TASK STATEMENT: Find every line in the records below that contains the word "Test", and copy each such line.

Entries with figure data:
-- begin --

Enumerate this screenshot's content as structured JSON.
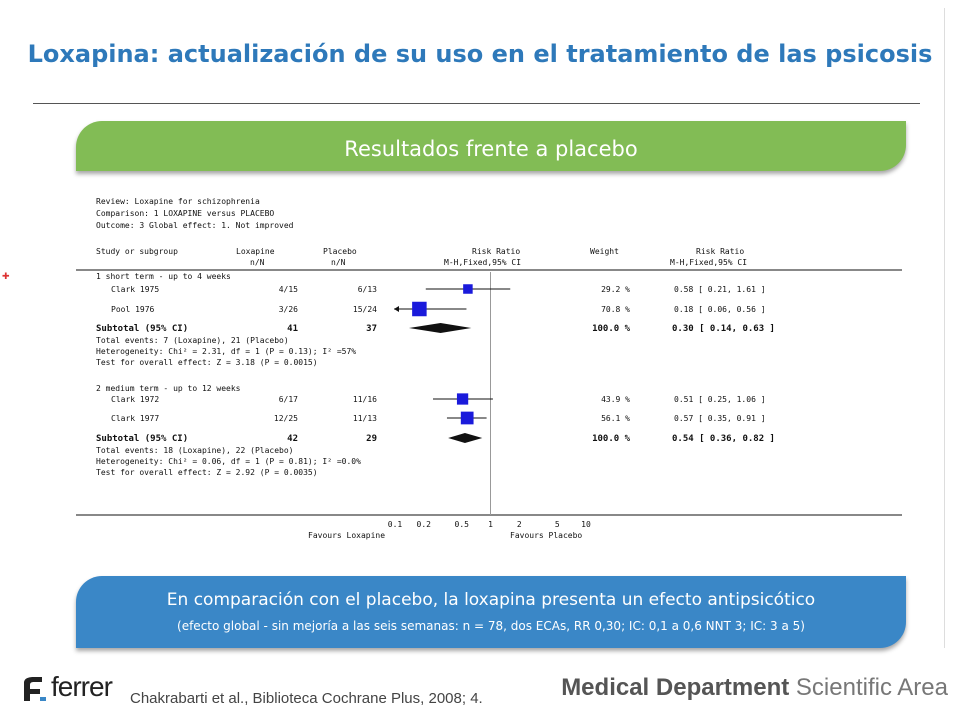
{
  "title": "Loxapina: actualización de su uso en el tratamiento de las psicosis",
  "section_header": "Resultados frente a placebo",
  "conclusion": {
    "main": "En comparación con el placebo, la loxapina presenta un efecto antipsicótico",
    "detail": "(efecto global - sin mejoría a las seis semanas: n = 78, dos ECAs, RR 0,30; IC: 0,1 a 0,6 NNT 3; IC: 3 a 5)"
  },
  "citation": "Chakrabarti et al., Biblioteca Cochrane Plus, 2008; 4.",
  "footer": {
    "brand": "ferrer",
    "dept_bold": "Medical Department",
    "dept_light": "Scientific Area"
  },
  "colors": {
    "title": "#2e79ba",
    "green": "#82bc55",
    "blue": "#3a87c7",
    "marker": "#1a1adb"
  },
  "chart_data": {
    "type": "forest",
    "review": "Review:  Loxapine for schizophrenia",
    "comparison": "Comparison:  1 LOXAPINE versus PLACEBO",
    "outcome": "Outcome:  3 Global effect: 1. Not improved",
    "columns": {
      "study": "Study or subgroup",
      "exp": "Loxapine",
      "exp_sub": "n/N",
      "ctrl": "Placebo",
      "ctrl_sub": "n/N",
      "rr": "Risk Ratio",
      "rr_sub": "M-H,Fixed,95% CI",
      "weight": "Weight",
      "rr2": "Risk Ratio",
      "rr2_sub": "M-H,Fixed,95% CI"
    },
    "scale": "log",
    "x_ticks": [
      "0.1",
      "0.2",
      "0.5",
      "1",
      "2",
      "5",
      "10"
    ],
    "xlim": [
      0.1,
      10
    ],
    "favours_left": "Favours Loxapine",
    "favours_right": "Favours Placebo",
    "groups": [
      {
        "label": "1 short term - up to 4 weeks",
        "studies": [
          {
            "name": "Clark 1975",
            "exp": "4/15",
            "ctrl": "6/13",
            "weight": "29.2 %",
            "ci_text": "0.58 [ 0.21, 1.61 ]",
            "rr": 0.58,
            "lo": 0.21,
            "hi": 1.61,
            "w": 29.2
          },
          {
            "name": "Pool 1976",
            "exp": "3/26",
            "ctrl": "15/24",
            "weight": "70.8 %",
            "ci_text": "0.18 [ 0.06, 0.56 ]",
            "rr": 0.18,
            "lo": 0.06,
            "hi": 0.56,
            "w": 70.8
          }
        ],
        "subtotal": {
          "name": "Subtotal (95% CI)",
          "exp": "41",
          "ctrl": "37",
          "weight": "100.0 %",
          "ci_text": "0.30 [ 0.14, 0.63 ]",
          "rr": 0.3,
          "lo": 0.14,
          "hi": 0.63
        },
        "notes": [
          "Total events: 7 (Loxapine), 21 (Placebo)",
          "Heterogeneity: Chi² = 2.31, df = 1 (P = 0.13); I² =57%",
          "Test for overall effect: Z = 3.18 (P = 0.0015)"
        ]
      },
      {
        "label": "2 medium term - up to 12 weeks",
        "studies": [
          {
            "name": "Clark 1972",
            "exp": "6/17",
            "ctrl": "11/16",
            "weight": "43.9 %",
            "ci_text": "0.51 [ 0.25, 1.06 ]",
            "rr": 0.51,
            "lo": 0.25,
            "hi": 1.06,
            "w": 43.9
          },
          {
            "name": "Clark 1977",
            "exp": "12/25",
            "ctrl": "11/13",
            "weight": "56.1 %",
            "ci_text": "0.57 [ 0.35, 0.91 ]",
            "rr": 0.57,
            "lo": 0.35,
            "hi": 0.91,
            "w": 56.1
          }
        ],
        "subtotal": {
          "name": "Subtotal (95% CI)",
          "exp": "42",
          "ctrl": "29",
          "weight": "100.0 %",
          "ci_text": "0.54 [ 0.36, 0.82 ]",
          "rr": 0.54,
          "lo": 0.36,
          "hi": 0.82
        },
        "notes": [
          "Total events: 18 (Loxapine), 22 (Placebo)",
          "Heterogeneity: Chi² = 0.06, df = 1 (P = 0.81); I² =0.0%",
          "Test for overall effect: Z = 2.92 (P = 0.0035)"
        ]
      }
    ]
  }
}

-- end --
-- begin --

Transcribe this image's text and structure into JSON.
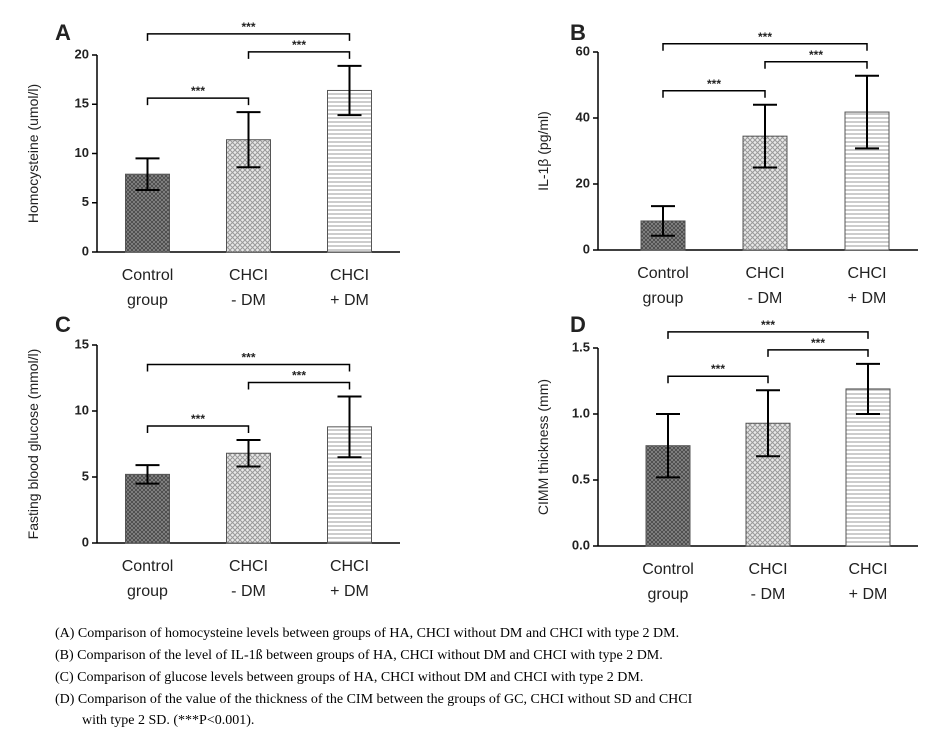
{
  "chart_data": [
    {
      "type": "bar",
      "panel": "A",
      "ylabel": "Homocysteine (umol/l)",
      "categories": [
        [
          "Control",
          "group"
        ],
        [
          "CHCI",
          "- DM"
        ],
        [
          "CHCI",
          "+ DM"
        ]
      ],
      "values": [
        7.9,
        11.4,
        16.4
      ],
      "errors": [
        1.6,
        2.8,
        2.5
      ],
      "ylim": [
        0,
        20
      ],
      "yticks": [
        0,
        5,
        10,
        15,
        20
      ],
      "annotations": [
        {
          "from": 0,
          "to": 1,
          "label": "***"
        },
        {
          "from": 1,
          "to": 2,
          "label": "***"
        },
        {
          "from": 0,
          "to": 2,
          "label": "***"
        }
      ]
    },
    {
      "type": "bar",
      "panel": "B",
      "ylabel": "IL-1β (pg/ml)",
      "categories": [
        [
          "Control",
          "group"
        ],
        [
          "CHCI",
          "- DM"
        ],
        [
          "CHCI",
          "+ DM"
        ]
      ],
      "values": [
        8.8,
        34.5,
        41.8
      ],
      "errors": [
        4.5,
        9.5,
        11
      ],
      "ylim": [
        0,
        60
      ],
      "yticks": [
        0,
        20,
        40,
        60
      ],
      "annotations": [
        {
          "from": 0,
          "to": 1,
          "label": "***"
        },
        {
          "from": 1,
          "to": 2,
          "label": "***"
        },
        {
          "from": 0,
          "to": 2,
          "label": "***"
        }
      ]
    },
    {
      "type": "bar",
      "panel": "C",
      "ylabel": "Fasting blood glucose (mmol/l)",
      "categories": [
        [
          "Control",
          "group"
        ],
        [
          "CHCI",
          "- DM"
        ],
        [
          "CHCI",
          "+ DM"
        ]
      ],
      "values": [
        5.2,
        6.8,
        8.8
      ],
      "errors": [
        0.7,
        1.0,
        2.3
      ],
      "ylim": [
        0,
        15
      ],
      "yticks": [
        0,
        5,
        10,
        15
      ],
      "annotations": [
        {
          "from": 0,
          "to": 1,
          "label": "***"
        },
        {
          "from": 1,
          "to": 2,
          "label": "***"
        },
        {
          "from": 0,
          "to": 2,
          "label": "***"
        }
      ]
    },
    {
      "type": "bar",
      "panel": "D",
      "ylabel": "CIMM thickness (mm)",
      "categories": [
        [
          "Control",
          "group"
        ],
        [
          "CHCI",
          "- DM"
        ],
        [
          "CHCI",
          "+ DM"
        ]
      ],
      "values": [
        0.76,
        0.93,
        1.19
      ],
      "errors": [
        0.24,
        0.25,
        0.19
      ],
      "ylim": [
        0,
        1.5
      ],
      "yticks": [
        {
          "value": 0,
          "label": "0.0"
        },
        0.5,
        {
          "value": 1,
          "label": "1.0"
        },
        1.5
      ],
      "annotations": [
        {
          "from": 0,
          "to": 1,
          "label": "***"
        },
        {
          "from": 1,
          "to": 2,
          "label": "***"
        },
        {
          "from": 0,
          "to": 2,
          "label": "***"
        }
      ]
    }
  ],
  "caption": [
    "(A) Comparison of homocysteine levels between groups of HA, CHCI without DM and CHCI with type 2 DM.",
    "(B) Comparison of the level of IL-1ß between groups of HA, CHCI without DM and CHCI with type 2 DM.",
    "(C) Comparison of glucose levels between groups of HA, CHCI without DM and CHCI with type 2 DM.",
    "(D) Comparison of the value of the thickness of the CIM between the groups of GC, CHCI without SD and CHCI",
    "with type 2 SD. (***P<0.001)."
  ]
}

-- end --
-- begin --

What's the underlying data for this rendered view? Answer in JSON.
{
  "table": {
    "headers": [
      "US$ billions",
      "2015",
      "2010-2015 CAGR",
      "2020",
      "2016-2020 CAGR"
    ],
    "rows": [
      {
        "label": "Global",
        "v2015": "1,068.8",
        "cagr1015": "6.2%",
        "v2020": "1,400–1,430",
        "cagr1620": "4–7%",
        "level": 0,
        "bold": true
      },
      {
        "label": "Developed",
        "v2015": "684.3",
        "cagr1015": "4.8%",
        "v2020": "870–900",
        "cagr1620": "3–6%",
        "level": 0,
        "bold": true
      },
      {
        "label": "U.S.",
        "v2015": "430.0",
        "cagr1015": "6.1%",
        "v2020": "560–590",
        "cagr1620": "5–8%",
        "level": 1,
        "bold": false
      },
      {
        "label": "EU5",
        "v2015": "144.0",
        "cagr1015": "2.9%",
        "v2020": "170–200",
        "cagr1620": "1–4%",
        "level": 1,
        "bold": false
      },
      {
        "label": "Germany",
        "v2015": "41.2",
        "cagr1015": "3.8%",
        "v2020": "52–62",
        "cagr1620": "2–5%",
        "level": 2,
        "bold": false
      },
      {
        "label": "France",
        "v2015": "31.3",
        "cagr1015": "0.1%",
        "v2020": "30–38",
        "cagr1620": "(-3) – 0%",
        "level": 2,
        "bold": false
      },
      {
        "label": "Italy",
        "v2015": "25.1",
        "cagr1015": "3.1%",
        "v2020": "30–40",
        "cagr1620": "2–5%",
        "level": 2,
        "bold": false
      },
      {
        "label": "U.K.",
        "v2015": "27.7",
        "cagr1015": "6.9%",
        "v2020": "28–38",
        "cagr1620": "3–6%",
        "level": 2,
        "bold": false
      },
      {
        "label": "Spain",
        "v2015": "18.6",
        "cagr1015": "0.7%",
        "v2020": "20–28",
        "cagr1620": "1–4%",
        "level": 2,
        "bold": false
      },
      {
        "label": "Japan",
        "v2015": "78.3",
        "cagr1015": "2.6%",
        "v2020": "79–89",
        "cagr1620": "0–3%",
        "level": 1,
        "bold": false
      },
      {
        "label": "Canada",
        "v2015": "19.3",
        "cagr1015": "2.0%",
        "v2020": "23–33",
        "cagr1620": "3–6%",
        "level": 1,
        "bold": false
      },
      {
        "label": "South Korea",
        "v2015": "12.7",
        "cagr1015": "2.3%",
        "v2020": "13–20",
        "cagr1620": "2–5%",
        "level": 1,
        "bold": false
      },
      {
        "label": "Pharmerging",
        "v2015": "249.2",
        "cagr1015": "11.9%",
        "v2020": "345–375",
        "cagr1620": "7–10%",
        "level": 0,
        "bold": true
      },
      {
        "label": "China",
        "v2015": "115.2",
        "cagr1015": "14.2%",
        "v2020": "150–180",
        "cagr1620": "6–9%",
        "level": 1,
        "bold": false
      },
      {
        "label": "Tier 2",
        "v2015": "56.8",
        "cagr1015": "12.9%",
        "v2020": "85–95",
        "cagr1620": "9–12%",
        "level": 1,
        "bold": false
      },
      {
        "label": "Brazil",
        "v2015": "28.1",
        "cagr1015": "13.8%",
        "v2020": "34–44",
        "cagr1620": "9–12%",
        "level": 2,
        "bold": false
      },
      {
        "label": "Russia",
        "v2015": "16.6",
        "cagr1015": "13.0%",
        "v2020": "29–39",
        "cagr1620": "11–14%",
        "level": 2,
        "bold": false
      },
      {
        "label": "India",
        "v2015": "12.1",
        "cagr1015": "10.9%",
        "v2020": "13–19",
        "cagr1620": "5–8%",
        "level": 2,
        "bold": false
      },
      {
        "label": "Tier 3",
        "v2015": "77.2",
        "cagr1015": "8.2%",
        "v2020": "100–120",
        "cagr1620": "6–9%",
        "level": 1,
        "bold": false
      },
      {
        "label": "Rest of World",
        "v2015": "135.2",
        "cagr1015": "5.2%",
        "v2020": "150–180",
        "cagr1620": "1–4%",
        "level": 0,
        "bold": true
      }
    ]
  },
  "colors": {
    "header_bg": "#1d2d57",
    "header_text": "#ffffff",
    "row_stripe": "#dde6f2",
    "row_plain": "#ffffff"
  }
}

-- end --

EXPECTED ANSWER:
          "Test for overall effect: Z = 3.18 (P = 0.0015)"
          "Test for overall effect: Z = 2.92 (P = 0.0035)"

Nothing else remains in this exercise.